*What to work on*:
Report the count of lines below in which the string "נרות" occurs; include nothing else.

— BEGIN Exercise material —

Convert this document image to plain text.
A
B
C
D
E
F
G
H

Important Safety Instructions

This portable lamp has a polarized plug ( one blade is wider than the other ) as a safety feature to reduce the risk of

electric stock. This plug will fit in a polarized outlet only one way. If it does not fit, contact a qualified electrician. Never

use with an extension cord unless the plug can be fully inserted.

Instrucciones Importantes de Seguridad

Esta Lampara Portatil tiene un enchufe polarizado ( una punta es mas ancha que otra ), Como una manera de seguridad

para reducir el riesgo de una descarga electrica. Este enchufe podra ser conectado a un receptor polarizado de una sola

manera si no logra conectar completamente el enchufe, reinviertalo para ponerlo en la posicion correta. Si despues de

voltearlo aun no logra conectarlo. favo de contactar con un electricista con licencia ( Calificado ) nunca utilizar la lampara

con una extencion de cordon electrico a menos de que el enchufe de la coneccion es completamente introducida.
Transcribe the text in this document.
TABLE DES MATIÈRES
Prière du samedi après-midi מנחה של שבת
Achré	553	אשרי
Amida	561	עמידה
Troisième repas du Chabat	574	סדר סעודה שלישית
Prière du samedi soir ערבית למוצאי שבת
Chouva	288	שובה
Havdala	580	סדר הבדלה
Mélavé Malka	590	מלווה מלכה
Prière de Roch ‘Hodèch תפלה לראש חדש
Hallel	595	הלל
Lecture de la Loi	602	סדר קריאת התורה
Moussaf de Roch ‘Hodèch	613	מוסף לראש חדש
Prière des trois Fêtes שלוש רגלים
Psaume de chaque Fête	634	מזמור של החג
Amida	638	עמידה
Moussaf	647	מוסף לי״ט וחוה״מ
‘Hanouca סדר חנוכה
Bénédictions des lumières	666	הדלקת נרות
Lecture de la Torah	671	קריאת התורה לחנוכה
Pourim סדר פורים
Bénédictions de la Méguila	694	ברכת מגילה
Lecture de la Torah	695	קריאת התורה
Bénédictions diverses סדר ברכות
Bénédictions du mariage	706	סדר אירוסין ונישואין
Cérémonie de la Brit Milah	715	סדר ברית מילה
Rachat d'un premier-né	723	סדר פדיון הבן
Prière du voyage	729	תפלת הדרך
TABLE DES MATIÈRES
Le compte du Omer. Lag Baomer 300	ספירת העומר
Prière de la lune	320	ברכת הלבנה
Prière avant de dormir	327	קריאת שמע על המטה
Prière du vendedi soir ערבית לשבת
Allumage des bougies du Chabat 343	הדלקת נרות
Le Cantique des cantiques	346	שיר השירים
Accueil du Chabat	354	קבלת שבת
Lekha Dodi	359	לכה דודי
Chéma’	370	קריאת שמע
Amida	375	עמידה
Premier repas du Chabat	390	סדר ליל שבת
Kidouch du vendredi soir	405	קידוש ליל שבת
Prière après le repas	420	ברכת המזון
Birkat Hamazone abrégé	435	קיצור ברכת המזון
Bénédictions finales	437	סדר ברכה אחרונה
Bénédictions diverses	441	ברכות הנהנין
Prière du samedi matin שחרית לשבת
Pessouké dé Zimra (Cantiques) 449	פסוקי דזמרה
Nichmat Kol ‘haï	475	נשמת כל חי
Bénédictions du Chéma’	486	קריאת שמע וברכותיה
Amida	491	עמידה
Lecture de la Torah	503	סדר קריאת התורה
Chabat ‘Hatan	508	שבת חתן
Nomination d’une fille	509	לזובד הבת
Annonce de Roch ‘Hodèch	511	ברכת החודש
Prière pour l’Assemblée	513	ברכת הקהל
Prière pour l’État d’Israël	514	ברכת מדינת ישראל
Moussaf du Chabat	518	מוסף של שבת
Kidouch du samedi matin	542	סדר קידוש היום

— END Exercise material —

*Response below*:
2